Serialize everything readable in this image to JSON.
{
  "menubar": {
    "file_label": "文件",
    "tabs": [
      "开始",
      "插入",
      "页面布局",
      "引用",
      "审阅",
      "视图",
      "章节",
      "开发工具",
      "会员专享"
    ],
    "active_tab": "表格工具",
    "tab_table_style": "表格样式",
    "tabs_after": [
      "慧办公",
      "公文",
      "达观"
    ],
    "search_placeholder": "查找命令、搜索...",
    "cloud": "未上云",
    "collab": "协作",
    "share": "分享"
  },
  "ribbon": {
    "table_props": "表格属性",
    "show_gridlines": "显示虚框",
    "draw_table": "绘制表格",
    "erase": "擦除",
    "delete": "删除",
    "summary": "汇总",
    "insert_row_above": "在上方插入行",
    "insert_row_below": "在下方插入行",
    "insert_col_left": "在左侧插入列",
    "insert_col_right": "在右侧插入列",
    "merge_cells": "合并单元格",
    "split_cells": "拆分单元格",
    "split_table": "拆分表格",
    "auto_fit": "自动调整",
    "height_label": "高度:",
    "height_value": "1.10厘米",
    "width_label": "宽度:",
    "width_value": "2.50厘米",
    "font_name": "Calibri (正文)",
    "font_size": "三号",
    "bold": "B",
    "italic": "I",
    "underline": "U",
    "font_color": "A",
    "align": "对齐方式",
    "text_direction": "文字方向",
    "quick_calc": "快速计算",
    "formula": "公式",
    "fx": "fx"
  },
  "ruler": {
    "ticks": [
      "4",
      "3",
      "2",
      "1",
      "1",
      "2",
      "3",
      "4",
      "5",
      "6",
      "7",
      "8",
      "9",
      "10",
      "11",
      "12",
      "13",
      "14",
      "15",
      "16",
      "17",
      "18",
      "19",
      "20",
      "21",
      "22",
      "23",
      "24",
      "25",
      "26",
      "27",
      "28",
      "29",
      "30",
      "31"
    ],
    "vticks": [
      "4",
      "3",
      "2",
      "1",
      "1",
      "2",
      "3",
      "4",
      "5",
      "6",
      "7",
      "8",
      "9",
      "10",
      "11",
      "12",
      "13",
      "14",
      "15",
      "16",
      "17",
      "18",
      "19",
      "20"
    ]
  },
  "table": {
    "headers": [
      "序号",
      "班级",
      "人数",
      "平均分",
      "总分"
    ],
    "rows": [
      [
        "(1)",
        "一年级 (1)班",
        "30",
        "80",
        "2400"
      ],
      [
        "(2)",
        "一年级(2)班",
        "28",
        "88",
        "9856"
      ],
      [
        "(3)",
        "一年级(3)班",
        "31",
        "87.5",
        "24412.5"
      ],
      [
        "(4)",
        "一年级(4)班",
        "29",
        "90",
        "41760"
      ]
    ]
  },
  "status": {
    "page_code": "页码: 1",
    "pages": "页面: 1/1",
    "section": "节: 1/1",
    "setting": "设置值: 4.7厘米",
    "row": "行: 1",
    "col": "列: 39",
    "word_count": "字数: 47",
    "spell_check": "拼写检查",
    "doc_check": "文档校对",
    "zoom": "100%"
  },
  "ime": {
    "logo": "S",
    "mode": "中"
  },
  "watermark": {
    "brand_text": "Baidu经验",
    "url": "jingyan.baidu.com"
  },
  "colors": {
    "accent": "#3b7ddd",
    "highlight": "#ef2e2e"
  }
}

Work to complete: Please set down each line of the records exactly as given.

Response below:
Serialize everything readable in this image to JSON.
{
  "menubar": {
    "file_label": "文件",
    "tabs": [
      "开始",
      "插入",
      "页面布局",
      "引用",
      "审阅",
      "视图",
      "章节",
      "开发工具",
      "会员专享"
    ],
    "active_tab": "表格工具",
    "tab_table_style": "表格样式",
    "tabs_after": [
      "慧办公",
      "公文",
      "达观"
    ],
    "search_placeholder": "查找命令、搜索...",
    "cloud": "未上云",
    "collab": "协作",
    "share": "分享"
  },
  "ribbon": {
    "table_props": "表格属性",
    "show_gridlines": "显示虚框",
    "draw_table": "绘制表格",
    "erase": "擦除",
    "delete": "删除",
    "summary": "汇总",
    "insert_row_above": "在上方插入行",
    "insert_row_below": "在下方插入行",
    "insert_col_left": "在左侧插入列",
    "insert_col_right": "在右侧插入列",
    "merge_cells": "合并单元格",
    "split_cells": "拆分单元格",
    "split_table": "拆分表格",
    "auto_fit": "自动调整",
    "height_label": "高度:",
    "height_value": "1.10厘米",
    "width_label": "宽度:",
    "width_value": "2.50厘米",
    "font_name": "Calibri (正文)",
    "font_size": "三号",
    "bold": "B",
    "italic": "I",
    "underline": "U",
    "font_color": "A",
    "align": "对齐方式",
    "text_direction": "文字方向",
    "quick_calc": "快速计算",
    "formula": "公式",
    "fx": "fx"
  },
  "ruler": {
    "ticks": [
      "4",
      "3",
      "2",
      "1",
      "1",
      "2",
      "3",
      "4",
      "5",
      "6",
      "7",
      "8",
      "9",
      "10",
      "11",
      "12",
      "13",
      "14",
      "15",
      "16",
      "17",
      "18",
      "19",
      "20",
      "21",
      "22",
      "23",
      "24",
      "25",
      "26",
      "27",
      "28",
      "29",
      "30",
      "31"
    ],
    "vticks": [
      "4",
      "3",
      "2",
      "1",
      "1",
      "2",
      "3",
      "4",
      "5",
      "6",
      "7",
      "8",
      "9",
      "10",
      "11",
      "12",
      "13",
      "14",
      "15",
      "16",
      "17",
      "18",
      "19",
      "20"
    ]
  },
  "table": {
    "headers": [
      "序号",
      "班级",
      "人数",
      "平均分",
      "总分"
    ],
    "rows": [
      [
        "(1)",
        "一年级 (1)班",
        "30",
        "80",
        "2400"
      ],
      [
        "(2)",
        "一年级(2)班",
        "28",
        "88",
        "9856"
      ],
      [
        "(3)",
        "一年级(3)班",
        "31",
        "87.5",
        "24412.5"
      ],
      [
        "(4)",
        "一年级(4)班",
        "29",
        "90",
        "41760"
      ]
    ]
  },
  "status": {
    "page_code": "页码: 1",
    "pages": "页面: 1/1",
    "section": "节: 1/1",
    "setting": "设置值: 4.7厘米",
    "row": "行: 1",
    "col": "列: 39",
    "word_count": "字数: 47",
    "spell_check": "拼写检查",
    "doc_check": "文档校对",
    "zoom": "100%"
  },
  "ime": {
    "logo": "S",
    "mode": "中"
  },
  "watermark": {
    "brand_text": "Baidu经验",
    "url": "jingyan.baidu.com"
  },
  "colors": {
    "accent": "#3b7ddd",
    "highlight": "#ef2e2e"
  }
}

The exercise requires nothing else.